Task: Repeat each record below exactly, dropping the pictures.

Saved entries
▬▬▬▬▬▬
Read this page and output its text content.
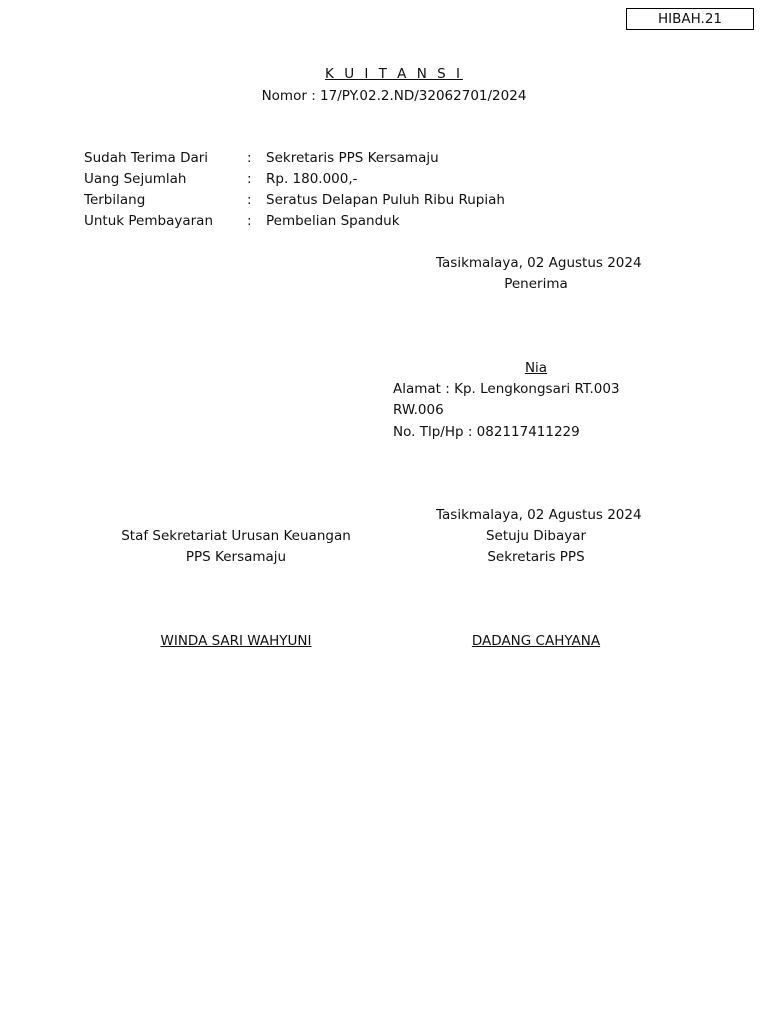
HIBAH.21
K U I T A N S I
Nomor : 17/PY.02.2.ND/32062701/2024
Sudah Terima Dari	: Sekretaris PPS Kersamaju
Uang Sejumlah	: Rp. 180.000,-
Terbilang	: Seratus Delapan Puluh Ribu Rupiah
Untuk Pembayaran	: Pembelian Spanduk
Tasikmalaya, 02 Agustus 2024
Penerima
Nia
Alamat : Kp. Lengkongsari RT.003
RW.006
No. Tlp/Hp : 082117411229
Tasikmalaya, 02 Agustus 2024
Setuju Dibayar
Sekretaris PPS
DADANG CAHYANA
Staf Sekretariat Urusan Keuangan
PPS Kersamaju
WINDA SARI WAHYUNI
▬▬▬▬▬▬
Response below:
Read this page and output its text content.
HIBAH.21
K U I T A N S I
Nomor : 17/PY.02.2.ND/32062701/2024
Sudah Terima Dari	: Sekretaris PPS Kersamaju
Uang Sejumlah	: Rp. 180.000,-
Terbilang	: Seratus Delapan Puluh Ribu Rupiah
Untuk Pembayaran	: Pembelian Spanduk
Tasikmalaya, 02 Agustus 2024
Penerima
Nia
Alamat : Kp. Lengkongsari RT.003
RW.006
No. Tlp/Hp : 082117411229
Tasikmalaya, 02 Agustus 2024
Setuju Dibayar
Sekretaris PPS
DADANG CAHYANA
Staf Sekretariat Urusan Keuangan
PPS Kersamaju
WINDA SARI WAHYUNI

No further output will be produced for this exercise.